- [What is being asked]:
Continue the article below about the Horseshoe newspaper, starting after its last sentence and leaving aside the records that follow it.

- [Text shown]:
Start of Block
Jack Scoggin, 66, owner of the Ridgway, Colorado True Value Hardware agrees. Yet he confesses to a different reason for advertising in the Horseshoe. "I advertize in it 'cause I like only crazy people," says the wiry old cowboy. "I've been advertising in it since 1973."

The Horseshoe began in 1977, he is reminded.

"I paid extra till '77," he replies.

"You couldn't do a paper like this just anywhere," Haley says. "A place like New York is too serious and Nebraska is too generic. People in western Colorado don't mind if you laugh at them. They laugh at themselves."

Apparently people are laughing at themselves across the country since out of state fan mail and subscriptions keep pouring into the Horseshoe. One man wrote, "You give me hope for the future."

Horseshoe readers crawl in from every crevice of life. The young, the old, the professional, the homeless aren't embarrassed to be seen beneath a copy. Although Haley admits there are a few closet subscribers.

"Journalism majors at Western State College (Gunnison, Colorado) are afraid to tell their professors that they read it," he says.

These are the young women who hide behind haystacks at the Gunnison airport, chortling over Haley's copyright warning: "No reproduction without written approval of publisher or his children. If you're desperate enough to steal from us, maybe you should give up trying to be a writer and get into politics."

These are the young men who crouch in dim corners, snickering at the paper that slips small print phrases in its masthead, such as, "We are no longer in the religious persecution business," "All the news what's Pit to Frint," "Now with 20% more vowels," and "Refried News" from "Mañana, Colorado."
End of Block
- [Data for review]:
Start of Block
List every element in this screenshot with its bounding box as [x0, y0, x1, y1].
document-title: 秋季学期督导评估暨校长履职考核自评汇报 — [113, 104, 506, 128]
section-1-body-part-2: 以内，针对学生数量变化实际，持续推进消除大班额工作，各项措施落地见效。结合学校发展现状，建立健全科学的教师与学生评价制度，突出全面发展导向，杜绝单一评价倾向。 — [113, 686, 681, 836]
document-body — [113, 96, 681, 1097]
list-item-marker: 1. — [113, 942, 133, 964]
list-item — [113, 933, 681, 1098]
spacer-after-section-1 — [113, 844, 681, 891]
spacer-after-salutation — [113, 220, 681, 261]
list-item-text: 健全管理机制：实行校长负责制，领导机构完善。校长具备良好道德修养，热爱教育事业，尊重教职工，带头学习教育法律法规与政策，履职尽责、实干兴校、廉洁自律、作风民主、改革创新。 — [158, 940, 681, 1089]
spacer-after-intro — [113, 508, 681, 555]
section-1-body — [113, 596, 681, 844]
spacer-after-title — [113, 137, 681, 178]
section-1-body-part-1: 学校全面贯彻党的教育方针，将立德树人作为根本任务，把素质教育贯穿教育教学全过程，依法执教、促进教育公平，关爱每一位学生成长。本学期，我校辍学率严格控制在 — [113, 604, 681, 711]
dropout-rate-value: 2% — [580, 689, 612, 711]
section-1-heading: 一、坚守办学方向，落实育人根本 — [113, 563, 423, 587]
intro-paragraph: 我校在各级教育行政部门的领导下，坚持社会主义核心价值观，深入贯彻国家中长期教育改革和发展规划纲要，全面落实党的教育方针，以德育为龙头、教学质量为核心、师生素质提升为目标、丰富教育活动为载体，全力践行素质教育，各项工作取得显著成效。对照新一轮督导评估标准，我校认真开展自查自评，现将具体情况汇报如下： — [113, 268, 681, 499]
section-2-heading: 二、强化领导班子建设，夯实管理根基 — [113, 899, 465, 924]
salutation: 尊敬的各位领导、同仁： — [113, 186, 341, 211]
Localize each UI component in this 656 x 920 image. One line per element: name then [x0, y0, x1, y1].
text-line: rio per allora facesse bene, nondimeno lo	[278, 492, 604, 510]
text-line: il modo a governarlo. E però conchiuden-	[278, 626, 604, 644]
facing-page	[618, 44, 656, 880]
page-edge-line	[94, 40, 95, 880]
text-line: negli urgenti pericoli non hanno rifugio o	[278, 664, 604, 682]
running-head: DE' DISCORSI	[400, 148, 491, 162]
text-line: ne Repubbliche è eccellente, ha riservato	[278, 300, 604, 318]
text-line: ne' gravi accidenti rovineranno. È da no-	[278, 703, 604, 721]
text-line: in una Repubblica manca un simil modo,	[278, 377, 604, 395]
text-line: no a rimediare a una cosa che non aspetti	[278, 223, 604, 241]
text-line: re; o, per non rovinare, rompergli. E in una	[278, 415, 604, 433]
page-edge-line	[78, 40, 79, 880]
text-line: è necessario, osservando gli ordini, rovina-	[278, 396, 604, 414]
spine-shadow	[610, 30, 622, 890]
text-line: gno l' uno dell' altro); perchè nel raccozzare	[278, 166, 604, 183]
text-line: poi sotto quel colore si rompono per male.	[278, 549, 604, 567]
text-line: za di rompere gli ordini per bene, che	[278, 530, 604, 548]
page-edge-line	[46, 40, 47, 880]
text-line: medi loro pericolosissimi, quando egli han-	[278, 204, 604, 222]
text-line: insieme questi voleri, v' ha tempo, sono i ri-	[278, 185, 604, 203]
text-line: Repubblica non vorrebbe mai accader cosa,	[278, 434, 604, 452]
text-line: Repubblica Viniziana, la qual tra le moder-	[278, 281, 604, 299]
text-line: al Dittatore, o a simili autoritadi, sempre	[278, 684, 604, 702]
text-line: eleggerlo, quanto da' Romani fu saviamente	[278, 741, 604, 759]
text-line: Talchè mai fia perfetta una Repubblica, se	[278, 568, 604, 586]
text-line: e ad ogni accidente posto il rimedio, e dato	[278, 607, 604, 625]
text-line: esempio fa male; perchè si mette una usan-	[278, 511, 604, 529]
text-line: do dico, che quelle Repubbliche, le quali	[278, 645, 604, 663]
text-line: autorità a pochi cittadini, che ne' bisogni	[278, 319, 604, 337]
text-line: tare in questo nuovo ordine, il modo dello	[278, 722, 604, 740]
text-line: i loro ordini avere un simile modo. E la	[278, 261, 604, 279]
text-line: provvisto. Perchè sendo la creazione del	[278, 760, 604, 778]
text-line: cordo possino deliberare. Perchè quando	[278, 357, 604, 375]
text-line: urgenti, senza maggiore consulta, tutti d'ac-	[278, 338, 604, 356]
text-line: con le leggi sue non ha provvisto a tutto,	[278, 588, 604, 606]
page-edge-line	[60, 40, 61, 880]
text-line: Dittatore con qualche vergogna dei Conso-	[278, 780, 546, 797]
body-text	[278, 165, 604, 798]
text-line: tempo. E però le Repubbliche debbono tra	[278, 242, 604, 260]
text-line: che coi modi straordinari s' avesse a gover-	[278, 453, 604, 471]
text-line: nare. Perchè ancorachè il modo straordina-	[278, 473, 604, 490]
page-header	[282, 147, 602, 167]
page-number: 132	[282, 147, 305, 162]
End of Block
- [Result for this exercise]:
The Refried News from Mañana has some sort of Irish magic in it, some sort of solace, some sort of redemption, some sort of laxative for a world that doesn't eat enough fiber. Fans sport Horseshoe bumper stickers, T-shirts and Kevin Haley's face (slightly used for $1.73) as testimony to the joy the paper brings them.

Reading Hour 1992
Reading Hour at the True Grit in 1992
Yet the greatest testimony is the monthly "Reading Hour" at the True Grit Cafe in Ridgway, where the Horseshoe began. Everyone in Ridgway – from old timers to misplaced Hollywood actors – gathers at the cafe in anticipation of the Horseshoe's arrival.

The quaint cafe, famous for its giant burritos and named for the John Wayne movie filmed here, is standing-room only at Reading Hour. Everyone snatches up a fresh issue of the Horseshoe, attempting to decide which end is up.

"It's a bright light when it comes in," says Milt Jones, an impish rustic who gazes with great admiration at Haley.

With his battered cowboy hat pushed back on his head, Jack Scoggin echoes the sentiment, adding, "Kevin is a pretty good fella for a damn Yankee."

Others unabashedly leap a step further than Scoggin, claiming Kevin Haley has saved their lives when the world seemed doomed. Believing humor is the salvation of the human race, some readers, like Terry Starr in Telluride, are ready to canonize the publisher-journalist-environmental crusading–paperboy.

Haley seems embarrassed. He slips into the shadows while papers rustle and Tern Felde, owner of the True Grit [Editor's note 2005: the True Grit is now under different ownership], reads the Horseshoe aloud to her customers. Roars of laughter shake the walls. Snorts and guffaws bound to the ceiling and rattle the windows of actor Dennis Weaver's "recycled" house a few miles away. For a moment there are no wars or fears or tears in the world and the earth is green.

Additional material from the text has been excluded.